INSTRUCTION:
Each record below is to be copied word for word, with pictures removed.

(Stored items from a collection)
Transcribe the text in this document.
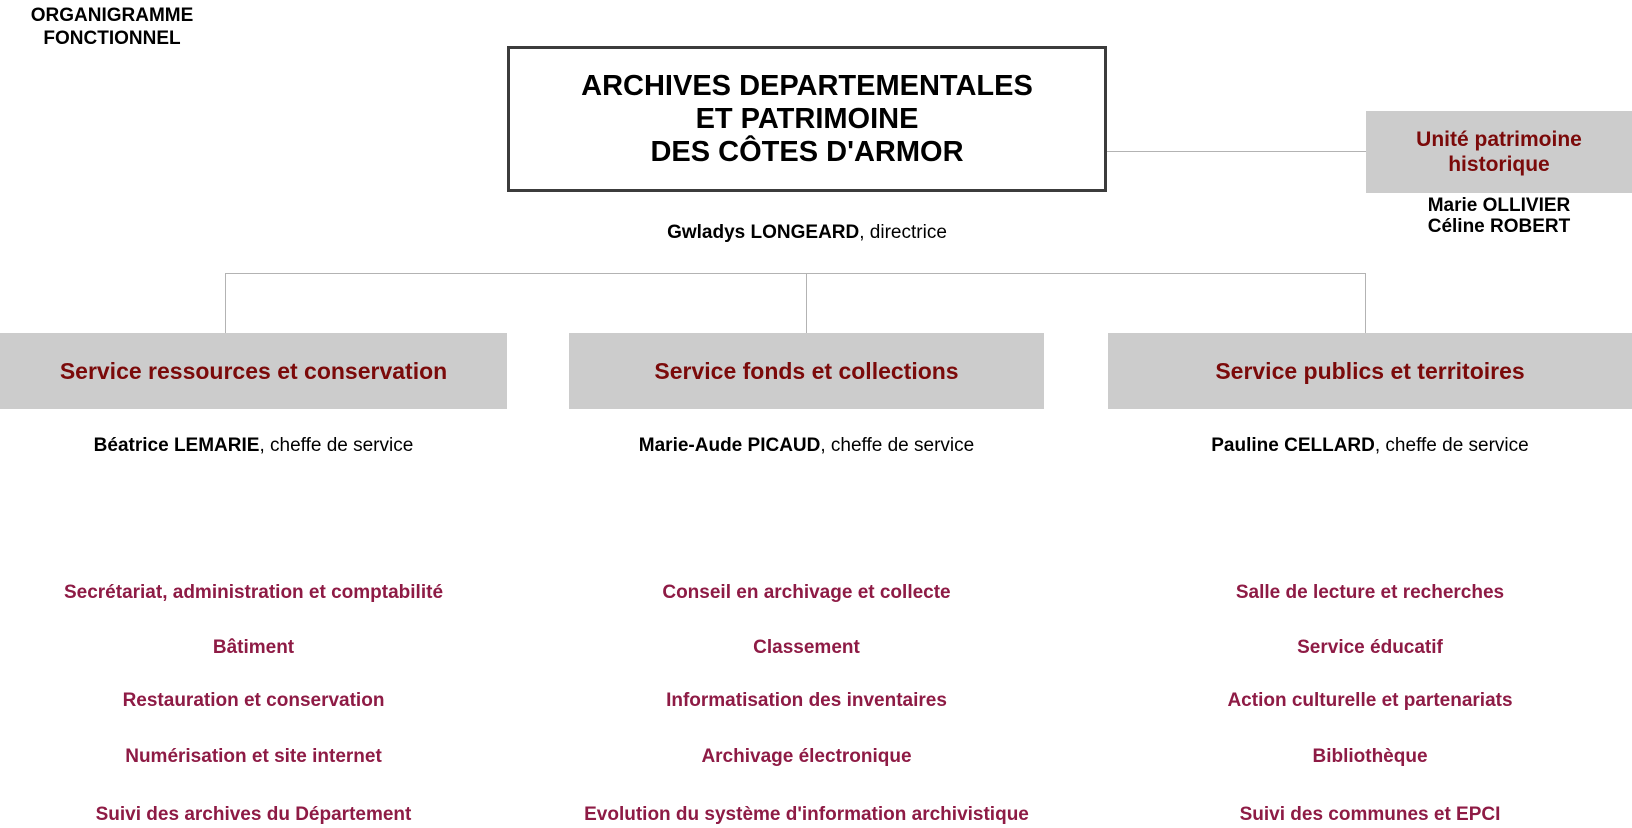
ORGANIGRAMME
FONCTIONNEL
ARCHIVES DEPARTEMENTALES
ET PATRIMOINE
DES CÔTES D'ARMOR
Gwladys LONGEARD, directrice
Unité patrimoine
historique
Marie OLLIVIER
Céline ROBERT
Service ressources et conservation
Béatrice LEMARIE, cheffe de service
Secrétariat, administration et comptabilité
Bâtiment
Restauration et conservation
Numérisation et site internet
Suivi des archives du Département
Service fonds et collections
Marie-Aude PICAUD, cheffe de service
Conseil en archivage et collecte
Classement
Informatisation des inventaires
Archivage électronique
Evolution du système d'information archivistique
Service publics et territoires
Pauline CELLARD, cheffe de service
Salle de lecture et recherches
Service éducatif
Action culturelle et partenariats
Bibliothèque
Suivi des communes et EPCI
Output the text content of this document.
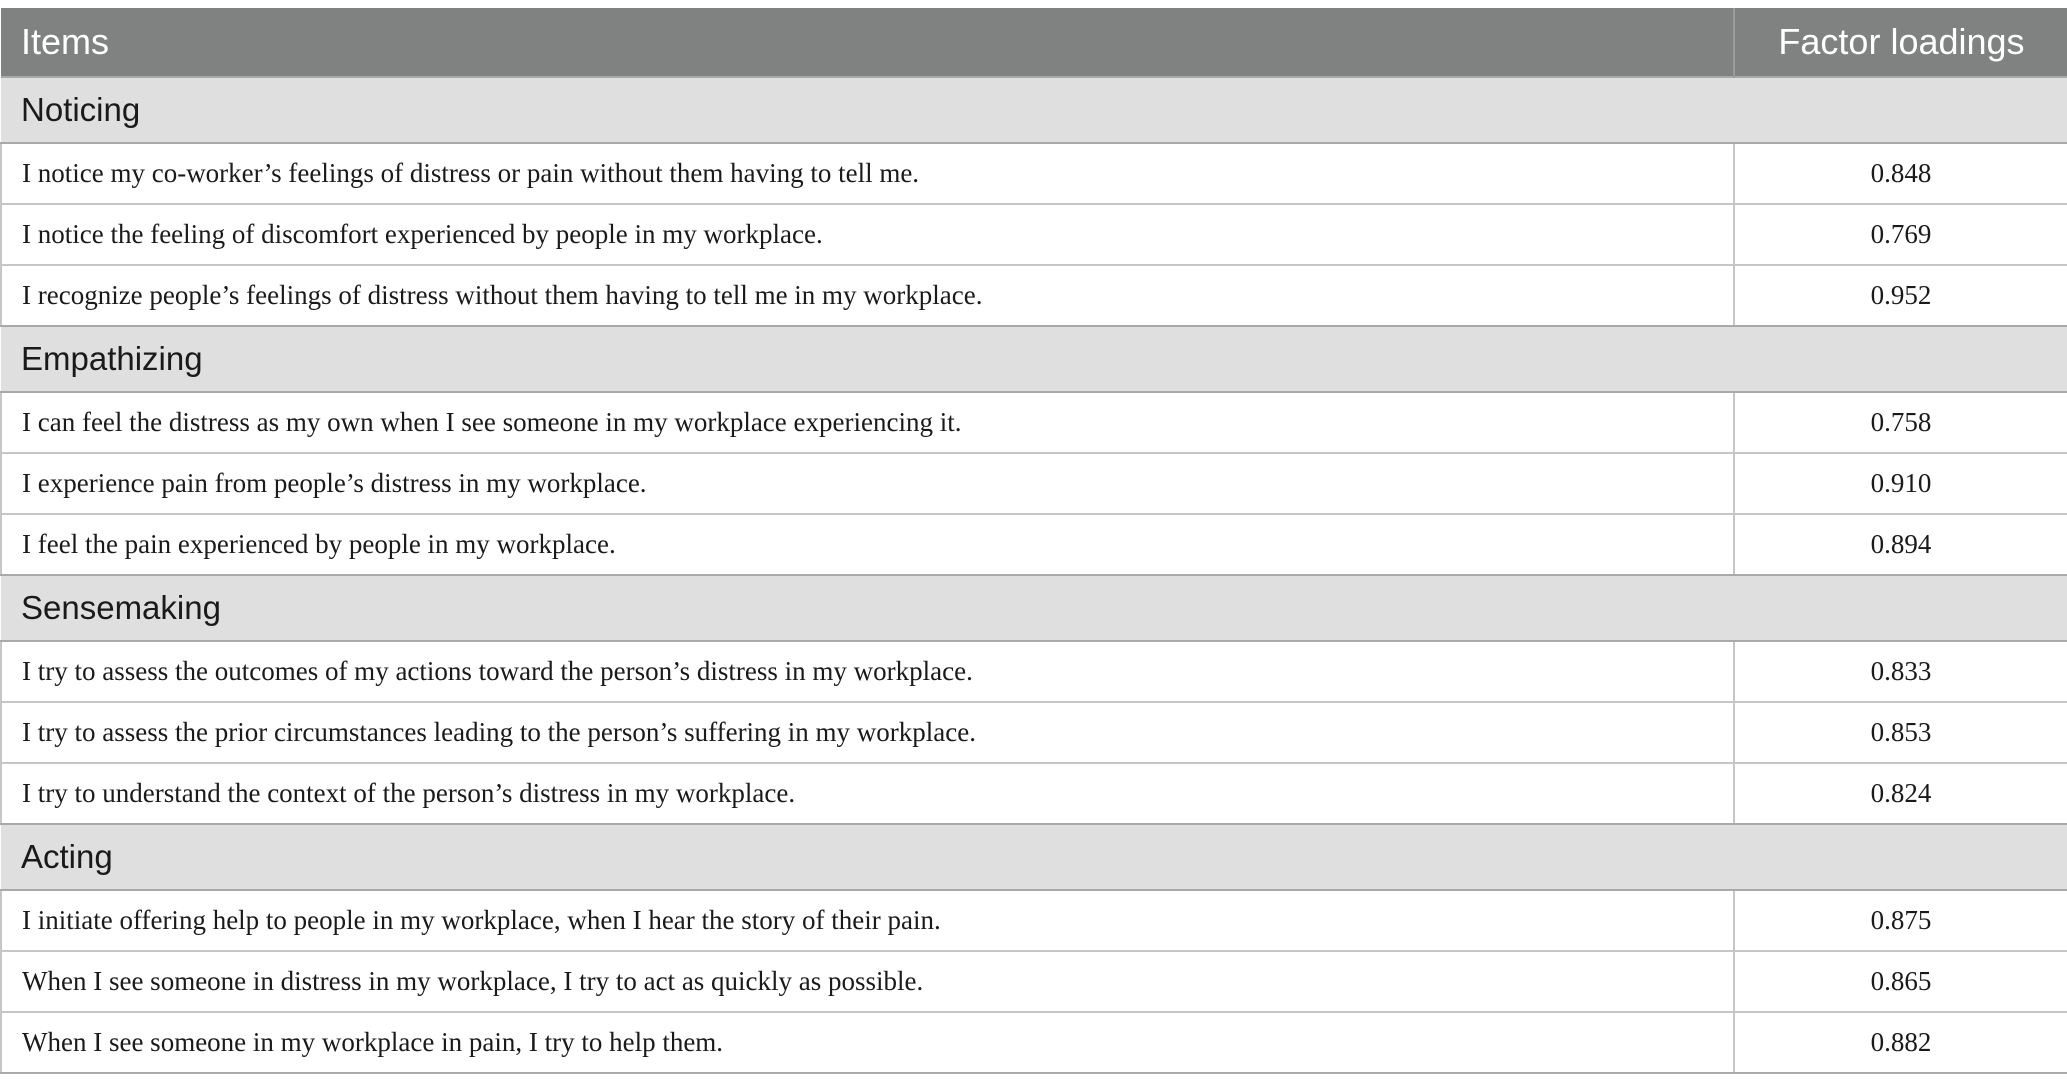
Items	Factor loadings
Noticing	
I notice my co-worker’s feelings of distress or pain without them having to tell me.	0.848
I notice the feeling of discomfort experienced by people in my workplace.	0.769
I recognize people’s feelings of distress without them having to tell me in my workplace.	0.952
Empathizing	
I can feel the distress as my own when I see someone in my workplace experiencing it.	0.758
I experience pain from people’s distress in my workplace.	0.910
I feel the pain experienced by people in my workplace.	0.894
Sensemaking	
I try to assess the outcomes of my actions toward the person’s distress in my workplace.	0.833
I try to assess the prior circumstances leading to the person’s suffering in my workplace.	0.853
I try to understand the context of the person’s distress in my workplace.	0.824
Acting	
I initiate offering help to people in my workplace, when I hear the story of their pain.	0.875
When I see someone in distress in my workplace, I try to act as quickly as possible.	0.865
When I see someone in my workplace in pain, I try to help them.	0.882
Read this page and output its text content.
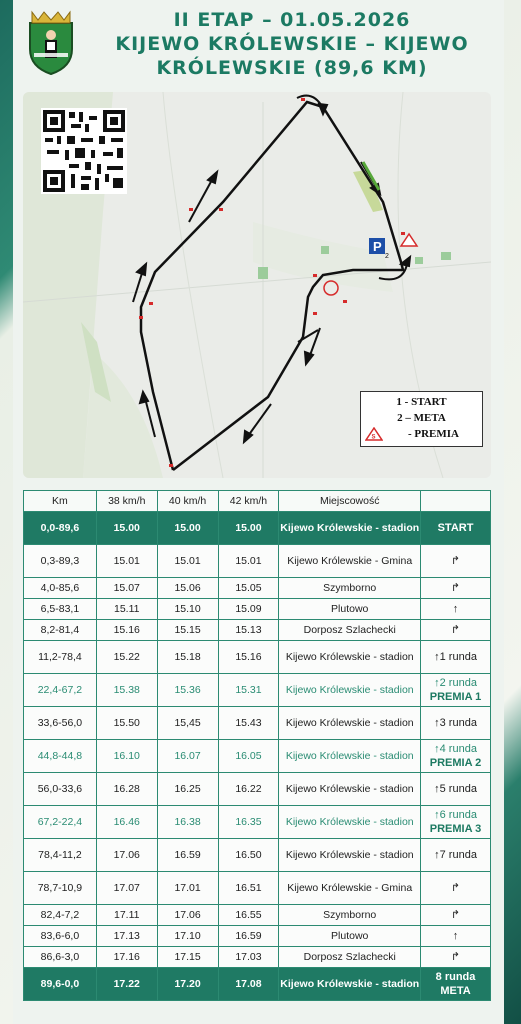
II ETAP – 01.05.2026
KIJEWO KRÓLEWSKIE – KIJEWO
KRÓLEWSKIE (89,6 KM)
P
2
1 - START
2 – META
- PREMIA
S
Km	38 km/h	40 km/h	42 km/h	Miejscowość	
0,0-89,6	15.00	15.00	15.00	Kijewo Królewskie - stadion	START
0,3-89,3	15.01	15.01	15.01	Kijewo Królewskie - Gmina	↱
4,0-85,6	15.07	15.06	15.05	Szymborno	↱
6,5-83,1	15.11	15.10	15.09	Plutowo	↑
8,2-81,4	15.16	15.15	15.13	Dorposz Szlachecki	↱
11,2-78,4	15.22	15.18	15.16	Kijewo Królewskie - stadion	↑1 runda
22,4-67,2	15.38	15.36	15.31	Kijewo Królewskie - stadion	↑2 runda
PREMIA 1
33,6-56,0	15.50	15,45	15.43	Kijewo Królewskie - stadion	↑3 runda
44,8-44,8	16.10	16.07	16.05	Kijewo Królewskie - stadion	↑4 runda
PREMIA 2
56,0-33,6	16.28	16.25	16.22	Kijewo Królewskie - stadion	↑5 runda
67,2-22,4	16.46	16.38	16.35	Kijewo Królewskie - stadion	↑6 runda
PREMIA 3
78,4-11,2	17.06	16.59	16.50	Kijewo Królewskie - stadion	↑7 runda
78,7-10,9	17.07	17.01	16.51	Kijewo Królewskie - Gmina	↱
82,4-7,2	17.11	17.06	16.55	Szymborno	↱
83,6-6,0	17.13	17.10	16.59	Plutowo	↑
86,6-3,0	17.16	17.15	17.03	Dorposz Szlachecki	↱
89,6-0,0	17.22	17.20	17.08	Kijewo Królewskie - stadion	8 runda
META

EXERCISE RESULT:
Transcribe the text in this document.
ORGANIGRAMME
FONCTIONNEL
ARCHIVES DEPARTEMENTALES
ET PATRIMOINE
DES CÔTES D'ARMOR
Gwladys LONGEARD, directrice
Unité patrimoine
historique
Marie OLLIVIER
Céline ROBERT
Service ressources et conservation
Béatrice LEMARIE, cheffe de service
Secrétariat, administration et comptabilité
Bâtiment
Restauration et conservation
Numérisation et site internet
Suivi des archives du Département
Service fonds et collections
Marie-Aude PICAUD, cheffe de service
Conseil en archivage et collecte
Classement
Informatisation des inventaires
Archivage électronique
Evolution du système d'information archivistique
Service publics et territoires
Pauline CELLARD, cheffe de service
Salle de lecture et recherches
Service éducatif
Action culturelle et partenariats
Bibliothèque
Suivi des communes et EPCI
Output the text content of this document.
Items	Factor loadings
Noticing	
I notice my co-worker’s feelings of distress or pain without them having to tell me.	0.848
I notice the feeling of discomfort experienced by people in my workplace.	0.769
I recognize people’s feelings of distress without them having to tell me in my workplace.	0.952
Empathizing	
I can feel the distress as my own when I see someone in my workplace experiencing it.	0.758
I experience pain from people’s distress in my workplace.	0.910
I feel the pain experienced by people in my workplace.	0.894
Sensemaking	
I try to assess the outcomes of my actions toward the person’s distress in my workplace.	0.833
I try to assess the prior circumstances leading to the person’s suffering in my workplace.	0.853
I try to understand the context of the person’s distress in my workplace.	0.824
Acting	
I initiate offering help to people in my workplace, when I hear the story of their pain.	0.875
When I see someone in distress in my workplace, I try to act as quickly as possible.	0.865
When I see someone in my workplace in pain, I try to help them.	0.882
Read this page and output its text content.
II ETAP – 01.05.2026
KIJEWO KRÓLEWSKIE – KIJEWO
KRÓLEWSKIE (89,6 KM)
P
2
1 - START
2 – META
- PREMIA
S
Km	38 km/h	40 km/h	42 km/h	Miejscowość	
0,0-89,6	15.00	15.00	15.00	Kijewo Królewskie - stadion	START
0,3-89,3	15.01	15.01	15.01	Kijewo Królewskie - Gmina	↱
4,0-85,6	15.07	15.06	15.05	Szymborno	↱
6,5-83,1	15.11	15.10	15.09	Plutowo	↑
8,2-81,4	15.16	15.15	15.13	Dorposz Szlachecki	↱
11,2-78,4	15.22	15.18	15.16	Kijewo Królewskie - stadion	↑1 runda
22,4-67,2	15.38	15.36	15.31	Kijewo Królewskie - stadion	↑2 runda
PREMIA 1
33,6-56,0	15.50	15,45	15.43	Kijewo Królewskie - stadion	↑3 runda
44,8-44,8	16.10	16.07	16.05	Kijewo Królewskie - stadion	↑4 runda
PREMIA 2
56,0-33,6	16.28	16.25	16.22	Kijewo Królewskie - stadion	↑5 runda
67,2-22,4	16.46	16.38	16.35	Kijewo Królewskie - stadion	↑6 runda
PREMIA 3
78,4-11,2	17.06	16.59	16.50	Kijewo Królewskie - stadion	↑7 runda
78,7-10,9	17.07	17.01	16.51	Kijewo Królewskie - Gmina	↱
82,4-7,2	17.11	17.06	16.55	Szymborno	↱
83,6-6,0	17.13	17.10	16.59	Plutowo	↑
86,6-3,0	17.16	17.15	17.03	Dorposz Szlachecki	↱
89,6-0,0	17.22	17.20	17.08	Kijewo Królewskie - stadion	8 runda
META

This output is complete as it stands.